REQUIRED WORK :: Reproduce the material word for word; the images stay out.

-- BEGIN DATASET --

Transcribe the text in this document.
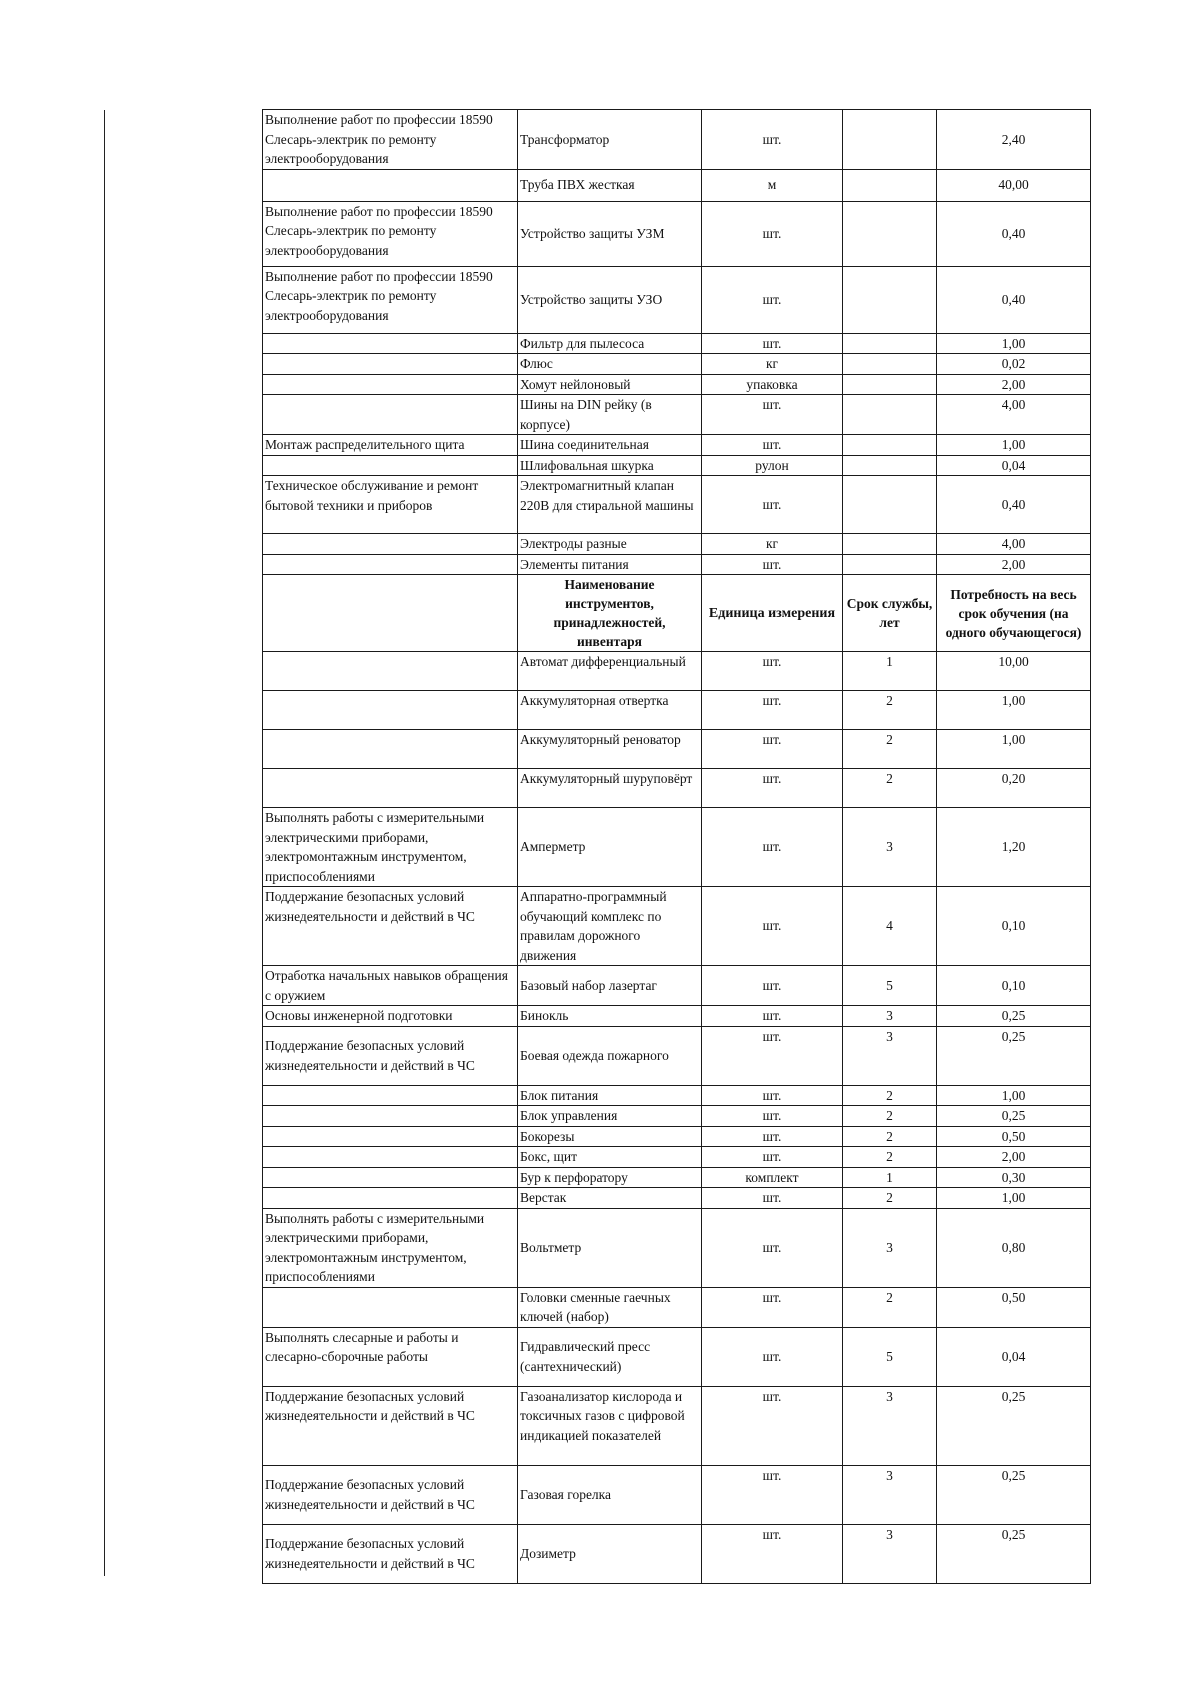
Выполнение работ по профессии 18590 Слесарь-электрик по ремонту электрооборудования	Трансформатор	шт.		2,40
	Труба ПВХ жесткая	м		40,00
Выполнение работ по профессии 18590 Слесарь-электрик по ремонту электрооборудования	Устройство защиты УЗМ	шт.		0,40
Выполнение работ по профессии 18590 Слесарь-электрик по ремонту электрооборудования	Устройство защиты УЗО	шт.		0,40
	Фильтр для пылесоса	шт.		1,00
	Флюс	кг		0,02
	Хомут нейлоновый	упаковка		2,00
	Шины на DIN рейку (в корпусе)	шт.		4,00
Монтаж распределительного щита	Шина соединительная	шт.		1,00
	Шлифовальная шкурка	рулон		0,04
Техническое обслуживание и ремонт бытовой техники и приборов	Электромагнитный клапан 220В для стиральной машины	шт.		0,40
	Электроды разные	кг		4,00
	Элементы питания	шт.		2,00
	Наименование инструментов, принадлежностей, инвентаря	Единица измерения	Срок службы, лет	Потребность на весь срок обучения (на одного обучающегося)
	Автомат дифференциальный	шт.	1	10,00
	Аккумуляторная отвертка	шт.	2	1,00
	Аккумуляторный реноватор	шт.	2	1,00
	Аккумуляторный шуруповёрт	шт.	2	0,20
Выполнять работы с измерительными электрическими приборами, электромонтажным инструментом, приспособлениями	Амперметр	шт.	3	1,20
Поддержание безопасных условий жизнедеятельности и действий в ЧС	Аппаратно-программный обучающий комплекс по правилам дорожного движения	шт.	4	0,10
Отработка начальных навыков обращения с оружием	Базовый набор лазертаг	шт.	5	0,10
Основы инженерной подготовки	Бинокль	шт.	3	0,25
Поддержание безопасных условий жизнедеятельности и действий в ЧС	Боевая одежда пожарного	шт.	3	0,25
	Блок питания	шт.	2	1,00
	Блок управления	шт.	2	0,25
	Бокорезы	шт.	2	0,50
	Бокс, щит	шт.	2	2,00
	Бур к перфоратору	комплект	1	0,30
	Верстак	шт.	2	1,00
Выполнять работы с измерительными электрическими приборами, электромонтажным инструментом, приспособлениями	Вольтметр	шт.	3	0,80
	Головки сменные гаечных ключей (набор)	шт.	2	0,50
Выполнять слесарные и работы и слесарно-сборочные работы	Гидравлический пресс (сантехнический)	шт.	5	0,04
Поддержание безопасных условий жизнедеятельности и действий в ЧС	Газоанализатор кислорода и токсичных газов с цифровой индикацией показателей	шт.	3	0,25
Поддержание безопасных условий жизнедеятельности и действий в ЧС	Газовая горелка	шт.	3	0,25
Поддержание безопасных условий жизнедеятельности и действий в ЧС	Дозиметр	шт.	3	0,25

-- END DATASET --

TASK ANSWER ::
Transcribe the text in this document.
Выполнение работ по профессии 18590 Слесарь-электрик по ремонту электрооборудования	Трансформатор	шт.		2,40
	Труба ПВХ жесткая	м		40,00
Выполнение работ по профессии 18590 Слесарь-электрик по ремонту электрооборудования	Устройство защиты УЗМ	шт.		0,40
Выполнение работ по профессии 18590 Слесарь-электрик по ремонту электрооборудования	Устройство защиты УЗО	шт.		0,40
	Фильтр для пылесоса	шт.		1,00
	Флюс	кг		0,02
	Хомут нейлоновый	упаковка		2,00
	Шины на DIN рейку (в корпусе)	шт.		4,00
Монтаж распределительного щита	Шина соединительная	шт.		1,00
	Шлифовальная шкурка	рулон		0,04
Техническое обслуживание и ремонт бытовой техники и приборов	Электромагнитный клапан 220В для стиральной машины	шт.		0,40
	Электроды разные	кг		4,00
	Элементы питания	шт.		2,00
	Наименование инструментов, принадлежностей, инвентаря	Единица измерения	Срок службы, лет	Потребность на весь срок обучения (на одного обучающегося)
	Автомат дифференциальный	шт.	1	10,00
	Аккумуляторная отвертка	шт.	2	1,00
	Аккумуляторный реноватор	шт.	2	1,00
	Аккумуляторный шуруповёрт	шт.	2	0,20
Выполнять работы с измерительными электрическими приборами, электромонтажным инструментом, приспособлениями	Амперметр	шт.	3	1,20
Поддержание безопасных условий жизнедеятельности и действий в ЧС	Аппаратно-программный обучающий комплекс по правилам дорожного движения	шт.	4	0,10
Отработка начальных навыков обращения с оружием	Базовый набор лазертаг	шт.	5	0,10
Основы инженерной подготовки	Бинокль	шт.	3	0,25
Поддержание безопасных условий жизнедеятельности и действий в ЧС	Боевая одежда пожарного	шт.	3	0,25
	Блок питания	шт.	2	1,00
	Блок управления	шт.	2	0,25
	Бокорезы	шт.	2	0,50
	Бокс, щит	шт.	2	2,00
	Бур к перфоратору	комплект	1	0,30
	Верстак	шт.	2	1,00
Выполнять работы с измерительными электрическими приборами, электромонтажным инструментом, приспособлениями	Вольтметр	шт.	3	0,80
	Головки сменные гаечных ключей (набор)	шт.	2	0,50
Выполнять слесарные и работы и слесарно-сборочные работы	Гидравлический пресс (сантехнический)	шт.	5	0,04
Поддержание безопасных условий жизнедеятельности и действий в ЧС	Газоанализатор кислорода и токсичных газов с цифровой индикацией показателей	шт.	3	0,25
Поддержание безопасных условий жизнедеятельности и действий в ЧС	Газовая горелка	шт.	3	0,25
Поддержание безопасных условий жизнедеятельности и действий в ЧС	Дозиметр	шт.	3	0,25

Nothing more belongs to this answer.